* [INFORMATION SUPPLIED]
□ □ □ □

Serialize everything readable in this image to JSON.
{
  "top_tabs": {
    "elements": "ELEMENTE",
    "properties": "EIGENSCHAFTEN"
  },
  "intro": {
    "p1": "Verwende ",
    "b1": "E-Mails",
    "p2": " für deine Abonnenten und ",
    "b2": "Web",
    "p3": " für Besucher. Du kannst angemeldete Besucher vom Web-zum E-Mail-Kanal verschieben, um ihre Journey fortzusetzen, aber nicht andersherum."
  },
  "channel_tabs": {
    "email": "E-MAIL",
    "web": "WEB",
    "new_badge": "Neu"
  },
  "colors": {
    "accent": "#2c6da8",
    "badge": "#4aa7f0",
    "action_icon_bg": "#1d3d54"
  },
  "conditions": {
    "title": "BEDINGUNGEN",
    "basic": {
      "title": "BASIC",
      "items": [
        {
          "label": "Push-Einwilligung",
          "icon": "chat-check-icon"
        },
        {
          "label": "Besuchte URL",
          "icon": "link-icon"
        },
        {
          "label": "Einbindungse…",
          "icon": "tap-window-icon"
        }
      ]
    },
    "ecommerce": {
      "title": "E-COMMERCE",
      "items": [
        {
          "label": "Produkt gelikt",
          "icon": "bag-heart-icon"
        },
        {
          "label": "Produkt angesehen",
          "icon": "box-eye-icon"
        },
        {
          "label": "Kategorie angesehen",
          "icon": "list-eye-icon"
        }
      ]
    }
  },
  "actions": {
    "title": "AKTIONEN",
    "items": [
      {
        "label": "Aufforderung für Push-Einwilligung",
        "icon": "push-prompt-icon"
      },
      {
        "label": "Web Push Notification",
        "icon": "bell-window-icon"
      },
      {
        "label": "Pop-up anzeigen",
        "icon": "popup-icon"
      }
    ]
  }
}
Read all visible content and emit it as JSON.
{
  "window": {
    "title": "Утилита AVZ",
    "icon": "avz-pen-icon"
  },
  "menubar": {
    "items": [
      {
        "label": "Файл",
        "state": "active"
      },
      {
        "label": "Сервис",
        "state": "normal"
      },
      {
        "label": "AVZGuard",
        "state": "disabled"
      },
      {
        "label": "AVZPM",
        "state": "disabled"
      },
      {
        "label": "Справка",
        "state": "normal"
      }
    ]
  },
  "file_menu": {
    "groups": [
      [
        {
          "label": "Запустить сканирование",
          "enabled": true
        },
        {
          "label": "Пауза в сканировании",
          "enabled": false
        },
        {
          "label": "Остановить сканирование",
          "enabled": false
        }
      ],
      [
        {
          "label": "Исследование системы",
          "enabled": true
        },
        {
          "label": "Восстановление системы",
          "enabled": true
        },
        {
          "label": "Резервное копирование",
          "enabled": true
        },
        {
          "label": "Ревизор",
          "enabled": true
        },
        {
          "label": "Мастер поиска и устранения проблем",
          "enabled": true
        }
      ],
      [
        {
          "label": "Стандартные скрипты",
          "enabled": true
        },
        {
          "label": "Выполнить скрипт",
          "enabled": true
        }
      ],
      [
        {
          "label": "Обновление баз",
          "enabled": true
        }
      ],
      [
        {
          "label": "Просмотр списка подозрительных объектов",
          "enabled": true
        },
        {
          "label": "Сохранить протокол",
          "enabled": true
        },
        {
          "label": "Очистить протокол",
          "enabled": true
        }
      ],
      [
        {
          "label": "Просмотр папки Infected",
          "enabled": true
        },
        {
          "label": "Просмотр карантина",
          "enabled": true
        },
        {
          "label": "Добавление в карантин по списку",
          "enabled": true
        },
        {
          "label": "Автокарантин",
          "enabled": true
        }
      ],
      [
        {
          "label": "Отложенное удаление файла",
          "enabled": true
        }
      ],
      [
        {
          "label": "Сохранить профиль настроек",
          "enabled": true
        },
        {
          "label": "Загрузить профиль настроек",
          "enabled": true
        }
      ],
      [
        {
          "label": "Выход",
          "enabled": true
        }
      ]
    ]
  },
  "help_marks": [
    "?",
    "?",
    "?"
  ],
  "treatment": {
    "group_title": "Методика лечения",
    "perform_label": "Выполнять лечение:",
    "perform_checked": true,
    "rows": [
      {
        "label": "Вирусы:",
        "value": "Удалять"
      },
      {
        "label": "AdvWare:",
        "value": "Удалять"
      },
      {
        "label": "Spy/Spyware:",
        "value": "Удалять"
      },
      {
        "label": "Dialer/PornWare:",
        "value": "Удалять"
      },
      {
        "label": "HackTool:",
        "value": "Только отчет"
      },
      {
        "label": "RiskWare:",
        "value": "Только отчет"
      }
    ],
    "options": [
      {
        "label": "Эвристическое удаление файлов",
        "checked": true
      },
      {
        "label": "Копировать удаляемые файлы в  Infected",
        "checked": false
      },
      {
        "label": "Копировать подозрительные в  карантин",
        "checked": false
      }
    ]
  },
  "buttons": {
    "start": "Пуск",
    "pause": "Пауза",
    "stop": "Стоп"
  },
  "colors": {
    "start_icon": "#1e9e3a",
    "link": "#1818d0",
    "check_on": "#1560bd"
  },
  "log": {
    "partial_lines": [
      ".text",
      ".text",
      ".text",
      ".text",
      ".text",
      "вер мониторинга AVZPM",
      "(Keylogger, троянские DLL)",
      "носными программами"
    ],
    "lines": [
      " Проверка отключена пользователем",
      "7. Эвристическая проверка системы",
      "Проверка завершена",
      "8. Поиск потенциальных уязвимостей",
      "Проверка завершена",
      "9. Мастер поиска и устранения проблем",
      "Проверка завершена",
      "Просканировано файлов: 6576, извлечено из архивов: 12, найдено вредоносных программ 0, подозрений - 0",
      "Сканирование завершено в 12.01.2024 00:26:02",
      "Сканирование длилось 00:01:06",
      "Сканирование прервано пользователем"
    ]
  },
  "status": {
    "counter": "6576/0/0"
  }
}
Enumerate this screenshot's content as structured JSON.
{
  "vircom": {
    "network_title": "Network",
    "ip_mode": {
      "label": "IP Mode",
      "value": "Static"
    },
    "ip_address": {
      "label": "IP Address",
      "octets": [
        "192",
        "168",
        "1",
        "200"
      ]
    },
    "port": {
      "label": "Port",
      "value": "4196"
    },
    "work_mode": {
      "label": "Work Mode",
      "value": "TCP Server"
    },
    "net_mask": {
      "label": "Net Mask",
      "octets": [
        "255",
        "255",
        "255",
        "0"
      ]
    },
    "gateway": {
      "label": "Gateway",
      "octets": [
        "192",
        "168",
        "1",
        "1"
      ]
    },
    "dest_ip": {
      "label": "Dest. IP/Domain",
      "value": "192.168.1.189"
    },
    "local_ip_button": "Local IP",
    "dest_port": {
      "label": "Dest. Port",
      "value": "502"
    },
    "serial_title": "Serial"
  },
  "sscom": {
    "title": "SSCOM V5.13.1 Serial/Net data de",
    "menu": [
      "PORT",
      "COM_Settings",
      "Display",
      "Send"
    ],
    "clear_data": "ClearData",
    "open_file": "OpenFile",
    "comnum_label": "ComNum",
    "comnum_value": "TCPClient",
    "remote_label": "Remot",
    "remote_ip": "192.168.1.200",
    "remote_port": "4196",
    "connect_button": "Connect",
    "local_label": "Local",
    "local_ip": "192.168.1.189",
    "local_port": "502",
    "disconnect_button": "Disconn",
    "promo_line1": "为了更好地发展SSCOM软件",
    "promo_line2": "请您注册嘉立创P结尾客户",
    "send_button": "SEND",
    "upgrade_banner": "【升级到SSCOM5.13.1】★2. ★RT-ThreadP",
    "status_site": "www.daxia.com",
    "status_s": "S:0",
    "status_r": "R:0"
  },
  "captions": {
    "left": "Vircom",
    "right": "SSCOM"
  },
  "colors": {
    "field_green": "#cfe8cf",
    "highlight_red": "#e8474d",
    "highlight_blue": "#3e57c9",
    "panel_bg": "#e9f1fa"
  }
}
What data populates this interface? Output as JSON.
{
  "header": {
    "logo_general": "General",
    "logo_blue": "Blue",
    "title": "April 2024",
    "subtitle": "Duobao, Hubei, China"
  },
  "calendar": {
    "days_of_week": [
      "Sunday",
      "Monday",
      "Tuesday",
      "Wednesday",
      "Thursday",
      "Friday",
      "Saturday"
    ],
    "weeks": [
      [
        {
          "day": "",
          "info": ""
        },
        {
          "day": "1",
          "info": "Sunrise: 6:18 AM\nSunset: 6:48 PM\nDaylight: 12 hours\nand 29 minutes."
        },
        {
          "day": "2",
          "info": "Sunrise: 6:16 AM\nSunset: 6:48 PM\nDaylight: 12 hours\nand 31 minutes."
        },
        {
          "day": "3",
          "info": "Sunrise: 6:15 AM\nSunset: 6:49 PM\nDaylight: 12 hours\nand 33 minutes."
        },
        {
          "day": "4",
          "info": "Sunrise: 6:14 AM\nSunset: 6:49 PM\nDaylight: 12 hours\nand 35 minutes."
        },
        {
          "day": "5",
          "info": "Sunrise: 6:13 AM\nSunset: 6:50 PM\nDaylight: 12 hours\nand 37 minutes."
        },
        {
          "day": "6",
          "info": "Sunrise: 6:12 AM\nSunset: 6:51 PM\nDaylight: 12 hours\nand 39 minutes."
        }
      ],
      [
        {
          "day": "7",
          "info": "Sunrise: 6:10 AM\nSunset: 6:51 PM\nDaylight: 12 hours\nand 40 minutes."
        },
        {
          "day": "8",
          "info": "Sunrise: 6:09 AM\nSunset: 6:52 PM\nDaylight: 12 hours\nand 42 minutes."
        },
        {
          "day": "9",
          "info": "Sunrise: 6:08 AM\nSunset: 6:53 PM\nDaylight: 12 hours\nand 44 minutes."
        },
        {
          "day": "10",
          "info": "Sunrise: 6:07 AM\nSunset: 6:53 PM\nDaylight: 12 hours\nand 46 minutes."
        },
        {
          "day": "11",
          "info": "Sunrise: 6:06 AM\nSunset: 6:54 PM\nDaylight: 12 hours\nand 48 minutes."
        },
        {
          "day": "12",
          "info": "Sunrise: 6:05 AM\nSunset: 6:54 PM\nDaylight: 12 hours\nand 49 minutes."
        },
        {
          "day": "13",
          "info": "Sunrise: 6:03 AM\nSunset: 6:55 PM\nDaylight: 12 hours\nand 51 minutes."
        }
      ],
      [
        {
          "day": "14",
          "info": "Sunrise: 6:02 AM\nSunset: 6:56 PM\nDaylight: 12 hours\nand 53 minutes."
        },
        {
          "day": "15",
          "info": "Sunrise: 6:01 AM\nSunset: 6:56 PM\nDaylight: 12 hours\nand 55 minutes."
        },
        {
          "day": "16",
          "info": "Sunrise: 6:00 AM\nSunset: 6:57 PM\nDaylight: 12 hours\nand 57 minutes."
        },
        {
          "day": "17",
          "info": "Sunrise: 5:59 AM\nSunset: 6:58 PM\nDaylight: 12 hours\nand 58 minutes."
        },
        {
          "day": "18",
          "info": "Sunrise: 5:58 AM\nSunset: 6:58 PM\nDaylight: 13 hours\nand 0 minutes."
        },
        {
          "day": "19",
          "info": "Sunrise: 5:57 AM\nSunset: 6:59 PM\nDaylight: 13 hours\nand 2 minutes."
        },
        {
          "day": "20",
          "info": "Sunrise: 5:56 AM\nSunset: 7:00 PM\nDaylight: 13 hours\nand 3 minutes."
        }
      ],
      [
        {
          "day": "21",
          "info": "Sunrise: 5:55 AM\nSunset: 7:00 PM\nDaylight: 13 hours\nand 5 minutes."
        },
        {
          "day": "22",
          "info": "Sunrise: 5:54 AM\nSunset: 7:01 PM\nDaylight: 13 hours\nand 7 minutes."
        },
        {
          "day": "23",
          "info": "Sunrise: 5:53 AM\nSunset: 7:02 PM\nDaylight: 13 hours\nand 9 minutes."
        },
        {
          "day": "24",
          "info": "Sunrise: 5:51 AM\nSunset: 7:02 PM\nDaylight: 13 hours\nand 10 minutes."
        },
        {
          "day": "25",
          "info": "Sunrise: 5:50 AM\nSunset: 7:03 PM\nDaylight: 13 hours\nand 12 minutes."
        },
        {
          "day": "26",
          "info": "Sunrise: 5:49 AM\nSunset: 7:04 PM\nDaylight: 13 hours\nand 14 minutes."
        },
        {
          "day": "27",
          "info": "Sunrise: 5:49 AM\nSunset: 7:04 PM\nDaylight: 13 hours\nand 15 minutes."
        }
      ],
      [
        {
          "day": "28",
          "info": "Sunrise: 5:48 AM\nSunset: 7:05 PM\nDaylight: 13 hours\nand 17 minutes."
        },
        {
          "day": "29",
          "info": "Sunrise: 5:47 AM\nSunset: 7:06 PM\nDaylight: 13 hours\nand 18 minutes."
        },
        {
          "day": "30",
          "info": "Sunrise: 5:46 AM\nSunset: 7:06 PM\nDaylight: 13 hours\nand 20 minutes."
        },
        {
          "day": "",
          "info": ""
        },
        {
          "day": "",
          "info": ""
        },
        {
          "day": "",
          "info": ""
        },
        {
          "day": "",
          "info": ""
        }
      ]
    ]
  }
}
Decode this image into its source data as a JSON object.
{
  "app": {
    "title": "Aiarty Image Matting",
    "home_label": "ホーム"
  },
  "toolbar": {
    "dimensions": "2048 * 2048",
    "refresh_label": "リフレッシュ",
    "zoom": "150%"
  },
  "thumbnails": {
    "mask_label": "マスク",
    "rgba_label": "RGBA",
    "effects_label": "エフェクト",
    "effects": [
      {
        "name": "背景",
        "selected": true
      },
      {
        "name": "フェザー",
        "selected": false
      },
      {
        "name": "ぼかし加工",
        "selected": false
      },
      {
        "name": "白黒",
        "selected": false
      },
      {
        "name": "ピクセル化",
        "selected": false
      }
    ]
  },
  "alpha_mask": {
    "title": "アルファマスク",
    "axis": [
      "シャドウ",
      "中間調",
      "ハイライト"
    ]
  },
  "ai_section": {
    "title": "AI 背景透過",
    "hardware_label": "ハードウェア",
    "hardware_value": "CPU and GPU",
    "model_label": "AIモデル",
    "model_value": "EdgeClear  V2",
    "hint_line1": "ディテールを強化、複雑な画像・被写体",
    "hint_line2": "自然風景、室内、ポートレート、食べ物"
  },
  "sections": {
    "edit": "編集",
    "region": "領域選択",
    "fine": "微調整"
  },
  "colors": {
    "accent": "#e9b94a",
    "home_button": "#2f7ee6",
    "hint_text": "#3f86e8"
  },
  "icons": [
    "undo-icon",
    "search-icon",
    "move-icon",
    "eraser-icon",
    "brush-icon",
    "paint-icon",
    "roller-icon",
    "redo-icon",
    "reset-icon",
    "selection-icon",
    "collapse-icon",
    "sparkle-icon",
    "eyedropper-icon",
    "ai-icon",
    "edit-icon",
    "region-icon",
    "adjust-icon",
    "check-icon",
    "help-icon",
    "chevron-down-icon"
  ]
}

□ □ □ □

* [AIM OF THE TASK] Tally up the lines holding the word "Пауза" in the data above, and answer with that figure only.

* [PROBLEM SOLUTION] 2